Extracted records:
○ ○ ○ ○ ○ ○ ○
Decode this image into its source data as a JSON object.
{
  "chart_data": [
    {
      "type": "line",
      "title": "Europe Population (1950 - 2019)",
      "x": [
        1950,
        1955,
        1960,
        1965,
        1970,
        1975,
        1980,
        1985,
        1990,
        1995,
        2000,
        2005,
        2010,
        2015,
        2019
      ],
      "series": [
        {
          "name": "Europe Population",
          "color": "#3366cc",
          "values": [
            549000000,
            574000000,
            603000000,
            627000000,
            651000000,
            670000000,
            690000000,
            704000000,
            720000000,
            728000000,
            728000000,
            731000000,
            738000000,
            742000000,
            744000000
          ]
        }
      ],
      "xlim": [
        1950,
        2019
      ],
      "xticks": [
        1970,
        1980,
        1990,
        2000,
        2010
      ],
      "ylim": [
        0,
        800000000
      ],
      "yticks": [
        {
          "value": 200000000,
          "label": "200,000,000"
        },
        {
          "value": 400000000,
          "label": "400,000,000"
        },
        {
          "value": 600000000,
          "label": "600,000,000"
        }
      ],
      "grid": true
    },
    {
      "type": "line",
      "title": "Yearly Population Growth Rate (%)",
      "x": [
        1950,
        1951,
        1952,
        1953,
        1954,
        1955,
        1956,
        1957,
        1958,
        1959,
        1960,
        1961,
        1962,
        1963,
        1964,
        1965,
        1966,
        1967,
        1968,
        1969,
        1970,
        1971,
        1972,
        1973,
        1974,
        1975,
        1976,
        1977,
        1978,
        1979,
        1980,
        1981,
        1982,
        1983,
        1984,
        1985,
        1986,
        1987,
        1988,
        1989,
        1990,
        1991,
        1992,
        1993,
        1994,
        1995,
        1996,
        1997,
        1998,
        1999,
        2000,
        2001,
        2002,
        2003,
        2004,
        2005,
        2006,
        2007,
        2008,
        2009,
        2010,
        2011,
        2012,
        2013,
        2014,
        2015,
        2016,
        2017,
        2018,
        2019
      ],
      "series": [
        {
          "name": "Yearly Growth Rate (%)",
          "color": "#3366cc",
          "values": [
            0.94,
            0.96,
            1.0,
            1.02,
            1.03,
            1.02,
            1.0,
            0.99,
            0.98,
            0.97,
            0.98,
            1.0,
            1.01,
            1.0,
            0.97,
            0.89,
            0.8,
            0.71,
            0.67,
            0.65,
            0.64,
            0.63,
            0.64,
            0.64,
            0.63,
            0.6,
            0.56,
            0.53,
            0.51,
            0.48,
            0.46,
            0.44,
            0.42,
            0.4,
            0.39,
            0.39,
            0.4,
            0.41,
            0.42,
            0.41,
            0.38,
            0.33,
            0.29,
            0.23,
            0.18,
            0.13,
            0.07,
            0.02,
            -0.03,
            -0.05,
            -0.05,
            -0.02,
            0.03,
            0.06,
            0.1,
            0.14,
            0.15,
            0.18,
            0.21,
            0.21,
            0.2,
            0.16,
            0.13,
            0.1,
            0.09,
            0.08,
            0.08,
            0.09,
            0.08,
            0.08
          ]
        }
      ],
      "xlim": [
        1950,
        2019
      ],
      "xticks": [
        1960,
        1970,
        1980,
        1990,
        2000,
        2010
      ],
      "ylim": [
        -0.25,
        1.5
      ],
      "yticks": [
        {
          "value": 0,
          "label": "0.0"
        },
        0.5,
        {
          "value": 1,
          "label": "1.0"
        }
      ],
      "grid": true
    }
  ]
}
○ ○ ○ ○ ○ ○ ○
Reproduce the data shown above exactly.

Decode this image into its source data as a JSON object.
{
  "chart_data": [
    {
      "type": "line",
      "title": "Europe Population (1950 - 2019)",
      "x": [
        1950,
        1955,
        1960,
        1965,
        1970,
        1975,
        1980,
        1985,
        1990,
        1995,
        2000,
        2005,
        2010,
        2015,
        2019
      ],
      "series": [
        {
          "name": "Europe Population",
          "color": "#3366cc",
          "values": [
            549000000,
            574000000,
            603000000,
            627000000,
            651000000,
            670000000,
            690000000,
            704000000,
            720000000,
            728000000,
            728000000,
            731000000,
            738000000,
            742000000,
            744000000
          ]
        }
      ],
      "xlim": [
        1950,
        2019
      ],
      "xticks": [
        1970,
        1980,
        1990,
        2000,
        2010
      ],
      "ylim": [
        0,
        800000000
      ],
      "yticks": [
        {
          "value": 200000000,
          "label": "200,000,000"
        },
        {
          "value": 400000000,
          "label": "400,000,000"
        },
        {
          "value": 600000000,
          "label": "600,000,000"
        }
      ],
      "grid": true
    },
    {
      "type": "line",
      "title": "Yearly Population Growth Rate (%)",
      "x": [
        1950,
        1951,
        1952,
        1953,
        1954,
        1955,
        1956,
        1957,
        1958,
        1959,
        1960,
        1961,
        1962,
        1963,
        1964,
        1965,
        1966,
        1967,
        1968,
        1969,
        1970,
        1971,
        1972,
        1973,
        1974,
        1975,
        1976,
        1977,
        1978,
        1979,
        1980,
        1981,
        1982,
        1983,
        1984,
        1985,
        1986,
        1987,
        1988,
        1989,
        1990,
        1991,
        1992,
        1993,
        1994,
        1995,
        1996,
        1997,
        1998,
        1999,
        2000,
        2001,
        2002,
        2003,
        2004,
        2005,
        2006,
        2007,
        2008,
        2009,
        2010,
        2011,
        2012,
        2013,
        2014,
        2015,
        2016,
        2017,
        2018,
        2019
      ],
      "series": [
        {
          "name": "Yearly Growth Rate (%)",
          "color": "#3366cc",
          "values": [
            0.94,
            0.96,
            1.0,
            1.02,
            1.03,
            1.02,
            1.0,
            0.99,
            0.98,
            0.97,
            0.98,
            1.0,
            1.01,
            1.0,
            0.97,
            0.89,
            0.8,
            0.71,
            0.67,
            0.65,
            0.64,
            0.63,
            0.64,
            0.64,
            0.63,
            0.6,
            0.56,
            0.53,
            0.51,
            0.48,
            0.46,
            0.44,
            0.42,
            0.4,
            0.39,
            0.39,
            0.4,
            0.41,
            0.42,
            0.41,
            0.38,
            0.33,
            0.29,
            0.23,
            0.18,
            0.13,
            0.07,
            0.02,
            -0.03,
            -0.05,
            -0.05,
            -0.02,
            0.03,
            0.06,
            0.1,
            0.14,
            0.15,
            0.18,
            0.21,
            0.21,
            0.2,
            0.16,
            0.13,
            0.1,
            0.09,
            0.08,
            0.08,
            0.09,
            0.08,
            0.08
          ]
        }
      ],
      "xlim": [
        1950,
        2019
      ],
      "xticks": [
        1960,
        1970,
        1980,
        1990,
        2000,
        2010
      ],
      "ylim": [
        -0.25,
        1.5
      ],
      "yticks": [
        {
          "value": 0,
          "label": "0.0"
        },
        0.5,
        {
          "value": 1,
          "label": "1.0"
        }
      ],
      "grid": true
    }
  ]
}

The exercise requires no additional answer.